The Insider’s Guide To Improving Payments And Cash Flow: Set Your Goals

Alan Cohen and Scott Pezza

Part 2 of the Payments and Cash Flow Series

“Goals that are not written down are just wishes.”

In the early stages of a payments or cash flow initiative, you must have clearly defined goals, so stakeholders understand how success will be measured. While it’s possible that goals can change based on evolving information, having clear goals (“kindergarten simple!”) will motivate stakeholders towards a common purpose. These goals should be quantitative to enable stakeholders to measure progress.

Here are examples:

Key performance indicator (KPI) Calculation Sample results
Cash flow Incremental cash flow gained: measured as annual spending / 360) x (number of days extended) $1 billion in spending extended 15 days = $41 million cash flow gain
Discounts earned Amount of discounts or APR earned $1 billion in targeted spending typically earns $1 million to $2 million in early payment discounts
Payments automated Number of payments automated Checks converted to Automated Clearing House (ACH) payments or existing payments converted to a new method (such as card settlement)
Supplier participation Percent of targeted suppliers participating Stronger compliance message > stronger supplier participation


With your goals defined, the next step is a timeline of events. When thinking about the timeline, consider when you want to “go live” with your payments and/or cash flow program. Work backwards to allow time to incorporate the following:

  • Define the team. You’ll need executive leadership: treasury, accounts payable (AP), procurement, and IT involved. In addition, include marketing to help with the message.

**EXERCISE TASK 1:**
Reproduce every line of the listing about the caliper extender word for word, omitting the picture.
The guide above and the listing after it come from unrelated sources.

**DATA FOR THIS TASK:**

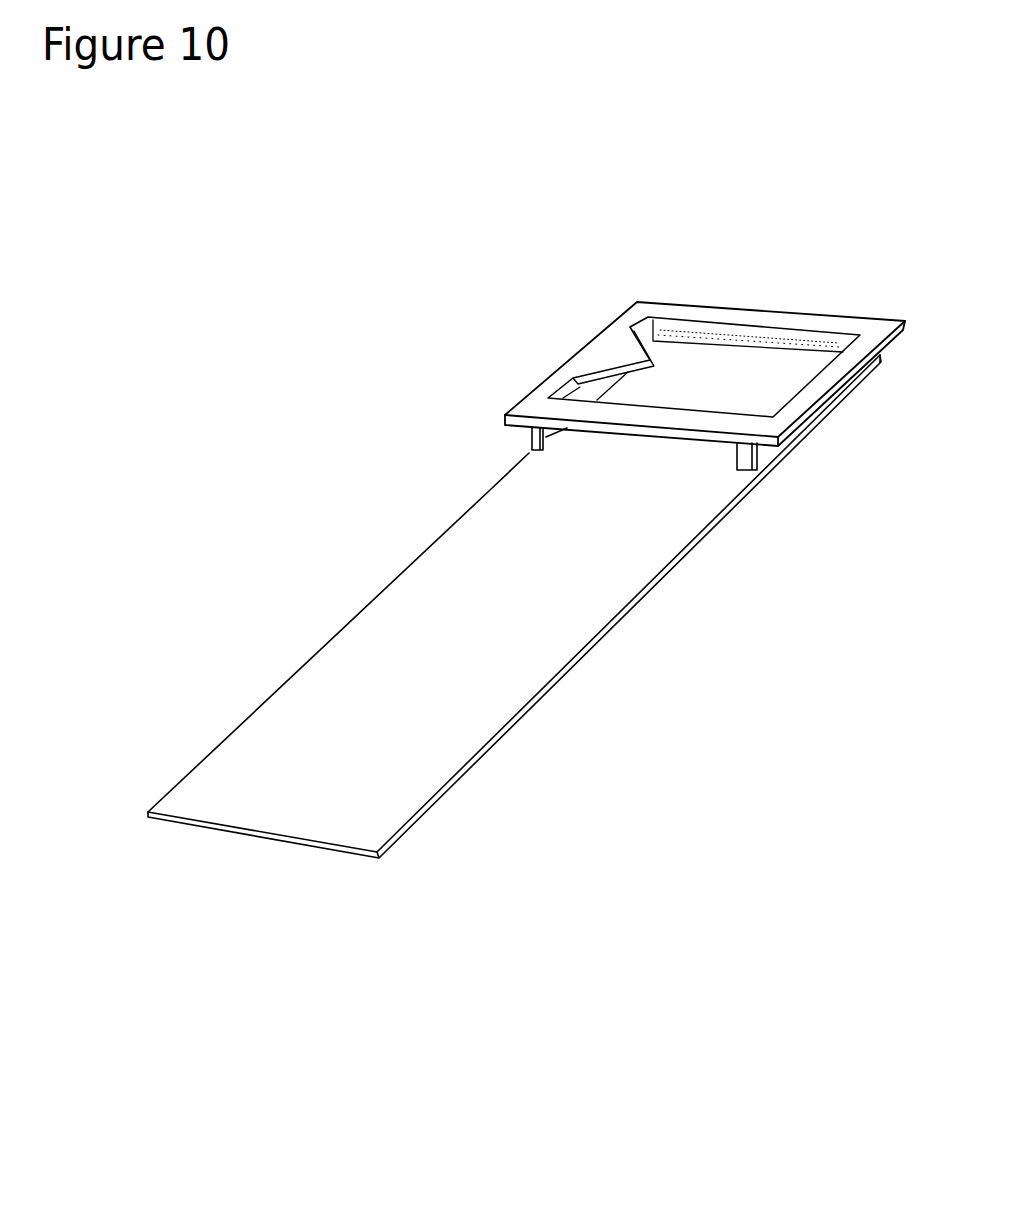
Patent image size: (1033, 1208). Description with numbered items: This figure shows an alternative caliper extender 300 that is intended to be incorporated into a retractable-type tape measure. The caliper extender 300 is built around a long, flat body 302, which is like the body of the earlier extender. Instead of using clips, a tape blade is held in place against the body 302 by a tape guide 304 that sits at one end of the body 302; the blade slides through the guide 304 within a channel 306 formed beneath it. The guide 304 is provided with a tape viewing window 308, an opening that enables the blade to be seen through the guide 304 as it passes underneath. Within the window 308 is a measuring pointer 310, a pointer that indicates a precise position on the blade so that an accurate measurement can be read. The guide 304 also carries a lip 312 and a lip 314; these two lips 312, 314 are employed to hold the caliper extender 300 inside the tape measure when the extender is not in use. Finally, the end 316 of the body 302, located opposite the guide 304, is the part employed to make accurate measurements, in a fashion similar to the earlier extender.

The caliper extender 300 is at (591, 198).
The body 302 is at (424, 707).
The tape guide 304 is at (643, 307).
The channel 306 is at (667, 450).
The tape viewing window 308 is at (732, 385).
The measuring pointer 310 is at (627, 348).
The lip 312 is at (527, 402).
The lip 314 is at (765, 438).
The end 316 is at (265, 840).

**EXERCISE TASK 2:**
In the payments and cash flow guide, what cash flow gain comes from extending $1 billion in spending by 15 days?

**OUTPUT 1:**
Patent image size: (1033, 1208). Description with numbered items: This figure shows an alternative caliper extender 300 that is intended to be incorporated into a retractable-type tape measure. The caliper extender 300 is built around a long, flat body 302, which is like the body of the earlier extender. Instead of using clips, a tape blade is held in place against the body 302 by a tape guide 304 that sits at one end of the body 302; the blade slides through the guide 304 within a channel 306 formed beneath it. The guide 304 is provided with a tape viewing window 308, an opening that enables the blade to be seen through the guide 304 as it passes underneath. Within the window 308 is a measuring pointer 310, a pointer that indicates a precise position on the blade so that an accurate measurement can be read. The guide 304 also carries a lip 312 and a lip 314; these two lips 312, 314 are employed to hold the caliper extender 300 inside the tape measure when the extender is not in use. Finally, the end 316 of the body 302, located opposite the guide 304, is the part employed to make accurate measurements, in a fashion similar to the earlier extender.

The caliper extender 300 is at (591, 198).
The body 302 is at (424, 707).
The tape guide 304 is at (643, 307).
The channel 306 is at (667, 450).
The tape viewing window 308 is at (732, 385).
The measuring pointer 310 is at (627, 348).
The lip 312 is at (527, 402).
The lip 314 is at (765, 438).
The end 316 is at (265, 840).

**OUTPUT 2:**
$41 million